START

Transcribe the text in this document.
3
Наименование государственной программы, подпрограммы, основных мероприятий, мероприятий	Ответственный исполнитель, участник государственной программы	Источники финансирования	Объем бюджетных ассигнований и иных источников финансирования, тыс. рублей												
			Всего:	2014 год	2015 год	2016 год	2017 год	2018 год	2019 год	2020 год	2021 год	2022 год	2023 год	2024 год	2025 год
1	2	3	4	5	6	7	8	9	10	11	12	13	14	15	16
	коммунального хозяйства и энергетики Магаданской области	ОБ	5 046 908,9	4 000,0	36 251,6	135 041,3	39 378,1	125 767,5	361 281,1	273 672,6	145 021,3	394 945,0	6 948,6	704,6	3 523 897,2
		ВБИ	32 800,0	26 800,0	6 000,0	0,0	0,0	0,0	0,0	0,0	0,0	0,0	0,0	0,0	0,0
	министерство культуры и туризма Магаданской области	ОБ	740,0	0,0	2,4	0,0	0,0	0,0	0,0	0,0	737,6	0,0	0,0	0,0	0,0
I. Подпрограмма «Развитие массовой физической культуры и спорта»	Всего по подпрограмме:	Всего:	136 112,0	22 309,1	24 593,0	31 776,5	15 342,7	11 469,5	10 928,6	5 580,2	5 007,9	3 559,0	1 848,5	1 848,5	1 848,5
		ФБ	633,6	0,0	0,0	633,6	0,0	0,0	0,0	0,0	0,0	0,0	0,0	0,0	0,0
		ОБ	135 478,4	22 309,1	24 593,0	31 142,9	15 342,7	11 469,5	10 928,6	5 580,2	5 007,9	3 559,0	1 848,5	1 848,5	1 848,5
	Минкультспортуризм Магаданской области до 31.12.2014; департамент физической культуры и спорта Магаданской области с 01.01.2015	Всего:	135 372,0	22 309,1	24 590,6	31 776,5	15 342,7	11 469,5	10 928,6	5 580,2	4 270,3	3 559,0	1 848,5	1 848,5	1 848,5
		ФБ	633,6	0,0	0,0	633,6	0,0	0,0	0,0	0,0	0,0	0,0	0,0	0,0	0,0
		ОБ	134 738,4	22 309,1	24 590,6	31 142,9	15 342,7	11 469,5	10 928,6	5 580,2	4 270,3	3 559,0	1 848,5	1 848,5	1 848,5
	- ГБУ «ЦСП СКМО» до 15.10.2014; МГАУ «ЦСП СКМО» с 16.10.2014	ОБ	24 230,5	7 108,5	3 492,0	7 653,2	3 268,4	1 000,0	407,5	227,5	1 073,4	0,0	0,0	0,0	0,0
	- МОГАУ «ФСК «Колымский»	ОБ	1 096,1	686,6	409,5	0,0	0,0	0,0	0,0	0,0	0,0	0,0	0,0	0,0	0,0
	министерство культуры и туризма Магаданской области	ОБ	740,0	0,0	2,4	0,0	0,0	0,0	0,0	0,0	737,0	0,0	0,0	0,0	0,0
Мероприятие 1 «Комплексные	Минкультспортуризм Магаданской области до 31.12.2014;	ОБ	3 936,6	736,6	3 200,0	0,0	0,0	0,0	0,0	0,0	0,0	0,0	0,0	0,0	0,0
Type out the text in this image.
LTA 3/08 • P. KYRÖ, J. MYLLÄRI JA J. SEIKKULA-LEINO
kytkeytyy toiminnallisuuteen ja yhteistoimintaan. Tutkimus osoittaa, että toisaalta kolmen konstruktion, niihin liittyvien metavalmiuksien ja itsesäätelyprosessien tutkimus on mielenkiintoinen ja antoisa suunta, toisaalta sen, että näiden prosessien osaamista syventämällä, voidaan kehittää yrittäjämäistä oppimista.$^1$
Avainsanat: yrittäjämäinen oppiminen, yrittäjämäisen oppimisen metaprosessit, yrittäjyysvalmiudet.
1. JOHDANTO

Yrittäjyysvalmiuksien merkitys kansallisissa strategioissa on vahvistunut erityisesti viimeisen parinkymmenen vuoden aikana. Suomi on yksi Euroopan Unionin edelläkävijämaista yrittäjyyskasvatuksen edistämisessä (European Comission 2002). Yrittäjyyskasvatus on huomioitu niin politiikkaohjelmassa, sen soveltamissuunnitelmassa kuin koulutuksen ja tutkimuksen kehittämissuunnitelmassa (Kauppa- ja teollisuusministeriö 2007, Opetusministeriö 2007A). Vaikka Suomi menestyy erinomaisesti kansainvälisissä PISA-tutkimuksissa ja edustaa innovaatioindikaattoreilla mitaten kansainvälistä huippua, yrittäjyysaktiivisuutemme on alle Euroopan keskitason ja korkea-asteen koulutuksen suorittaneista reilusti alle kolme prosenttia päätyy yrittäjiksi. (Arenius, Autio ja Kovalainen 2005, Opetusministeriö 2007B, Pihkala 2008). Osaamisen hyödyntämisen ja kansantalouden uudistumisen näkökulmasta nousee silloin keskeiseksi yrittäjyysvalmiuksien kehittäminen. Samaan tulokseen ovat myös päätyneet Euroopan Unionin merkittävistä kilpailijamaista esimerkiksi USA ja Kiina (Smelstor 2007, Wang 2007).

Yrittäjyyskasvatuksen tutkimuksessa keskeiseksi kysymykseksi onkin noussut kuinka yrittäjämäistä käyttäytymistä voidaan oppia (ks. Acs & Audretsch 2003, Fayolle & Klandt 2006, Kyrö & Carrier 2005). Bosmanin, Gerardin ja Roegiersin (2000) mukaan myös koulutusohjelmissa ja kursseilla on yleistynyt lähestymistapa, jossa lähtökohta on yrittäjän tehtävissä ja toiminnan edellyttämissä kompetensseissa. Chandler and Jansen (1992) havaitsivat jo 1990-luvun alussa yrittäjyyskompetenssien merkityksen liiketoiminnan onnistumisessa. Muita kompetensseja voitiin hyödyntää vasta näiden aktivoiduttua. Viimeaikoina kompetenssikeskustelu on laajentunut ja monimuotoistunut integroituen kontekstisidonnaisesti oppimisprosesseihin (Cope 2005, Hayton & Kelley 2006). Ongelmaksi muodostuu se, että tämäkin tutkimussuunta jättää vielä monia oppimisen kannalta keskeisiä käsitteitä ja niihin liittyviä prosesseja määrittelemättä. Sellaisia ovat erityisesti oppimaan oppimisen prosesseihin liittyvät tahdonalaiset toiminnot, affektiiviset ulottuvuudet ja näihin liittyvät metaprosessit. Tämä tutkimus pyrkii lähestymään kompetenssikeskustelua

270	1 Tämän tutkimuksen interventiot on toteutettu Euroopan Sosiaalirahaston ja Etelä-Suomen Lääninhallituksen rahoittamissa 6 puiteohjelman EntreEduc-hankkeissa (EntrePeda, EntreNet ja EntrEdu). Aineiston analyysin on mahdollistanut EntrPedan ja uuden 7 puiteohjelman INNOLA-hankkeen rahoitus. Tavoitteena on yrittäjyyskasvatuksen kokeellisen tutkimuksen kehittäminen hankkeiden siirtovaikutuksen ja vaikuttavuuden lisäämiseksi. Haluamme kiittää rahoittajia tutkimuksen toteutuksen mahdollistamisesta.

END

§ **Problem**
In the entries above, identify every line with the word "text". Copy those lines.

§ **Solution for this exercise**
Transcribe the text in this document.
Type out the text in this image.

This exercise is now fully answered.